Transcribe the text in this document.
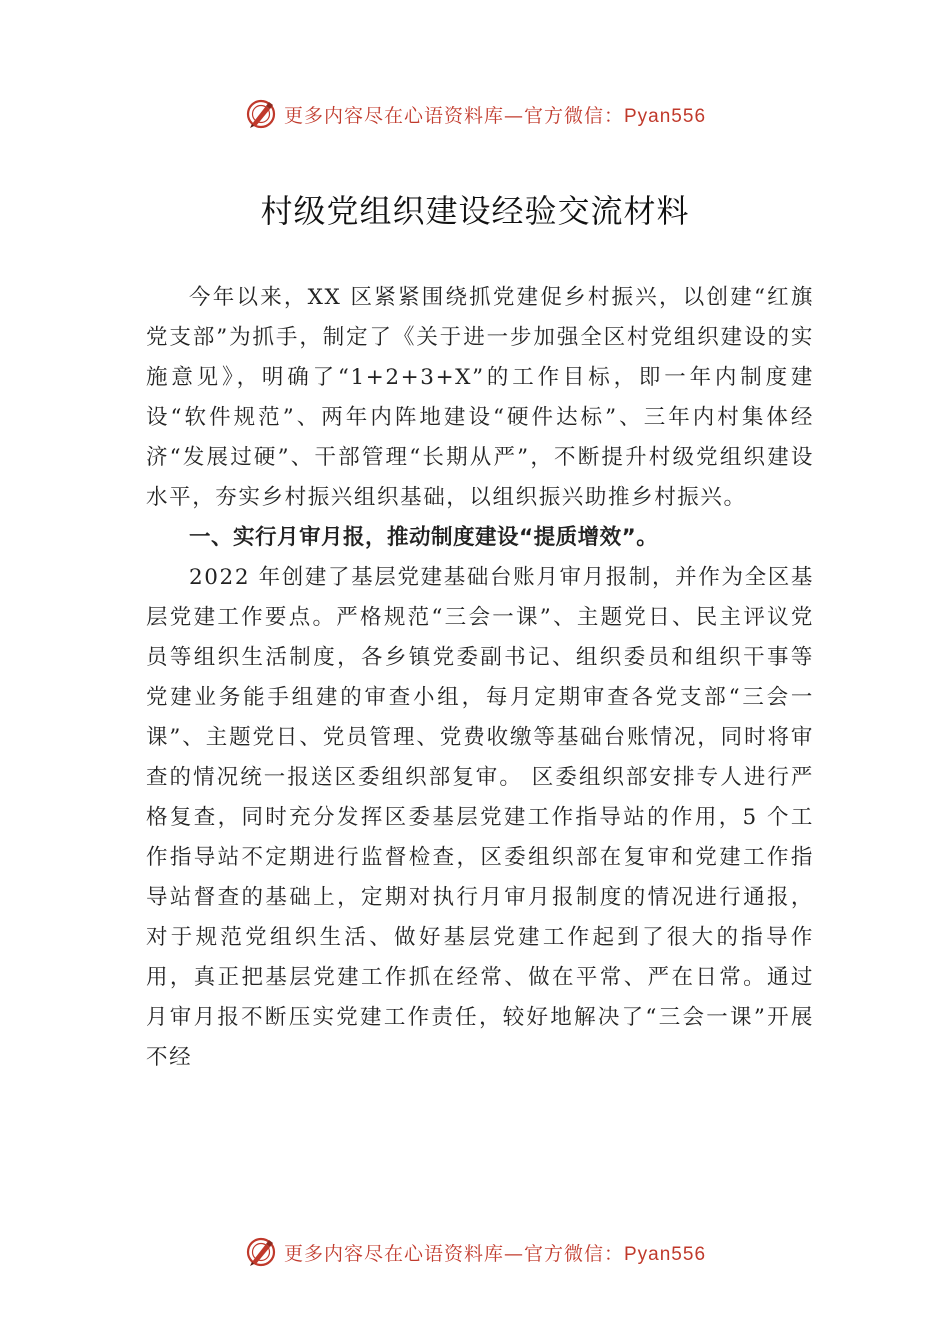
更多内容尽在心语资料库—官方微信：Pyan556
村级党组织建设经验交流材料

今年以来，XX 区紧紧围绕抓党建促乡村振兴，以创建“红旗党支部”为抓手，制定了《关于进一步加强全区村党组织建设的实施意见》，明确了“1+2+3+X”的工作目标，即一年内制度建设“软件规范”、两年内阵地建设“硬件达标”、三年内村集体经济“发展过硬”、干部管理“长期从严”，不断提升村级党组织建设水平，夯实乡村振兴组织基础，以组织振兴助推乡村振兴。

一、实行月审月报，推动制度建设“提质增效”。

2022 年创建了基层党建基础台账月审月报制，并作为全区基层党建工作要点。严格规范“三会一课”、主题党日、民主评议党员等组织生活制度，各乡镇党委副书记、组织委员和组织干事等党建业务能手组建的审查小组，每月定期审查各党支部“三会一课”、主题党日、党员管理、党费收缴等基础台账情况，同时将审查的情况统一报送区委组织部复审。 区委组织部安排专人进行严格复查，同时充分发挥区委基层党建工作指导站的作用，5 个工作指导站不定期进行监督检查，区委组织部在复审和党建工作指导站督查的基础上，定期对执行月审月报制度的情况进行通报，对于规范党组织生活、做好基层党建工作起到了很大的指导作用，真正把基层党建工作抓在经常、做在平常、严在日常。通过月审月报不断压实党建工作责任，较好地解决了“三会一课”开展不经

更多内容尽在心语资料库—官方微信：Pyan556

▶ _Task to complete_
Copy the records word for word, leaving no picture in the copy.

▶ _Answer_
Transcribe the text in this document.
更多内容尽在心语资料库—官方微信：Pyan556
村级党组织建设经验交流材料

今年以来，XX 区紧紧围绕抓党建促乡村振兴，以创建“红旗党支部”为抓手，制定了《关于进一步加强全区村党组织建设的实施意见》，明确了“1+2+3+X”的工作目标，即一年内制度建设“软件规范”、两年内阵地建设“硬件达标”、三年内村集体经济“发展过硬”、干部管理“长期从严”，不断提升村级党组织建设水平，夯实乡村振兴组织基础，以组织振兴助推乡村振兴。

一、实行月审月报，推动制度建设“提质增效”。

2022 年创建了基层党建基础台账月审月报制，并作为全区基层党建工作要点。严格规范“三会一课”、主题党日、民主评议党员等组织生活制度，各乡镇党委副书记、组织委员和组织干事等党建业务能手组建的审查小组，每月定期审查各党支部“三会一课”、主题党日、党员管理、党费收缴等基础台账情况，同时将审查的情况统一报送区委组织部复审。 区委组织部安排专人进行严格复查，同时充分发挥区委基层党建工作指导站的作用，5 个工作指导站不定期进行监督检查，区委组织部在复审和党建工作指导站督查的基础上，定期对执行月审月报制度的情况进行通报，对于规范党组织生活、做好基层党建工作起到了很大的指导作用，真正把基层党建工作抓在经常、做在平常、严在日常。通过月审月报不断压实党建工作责任，较好地解决了“三会一课”开展不经

更多内容尽在心语资料库—官方微信：Pyan556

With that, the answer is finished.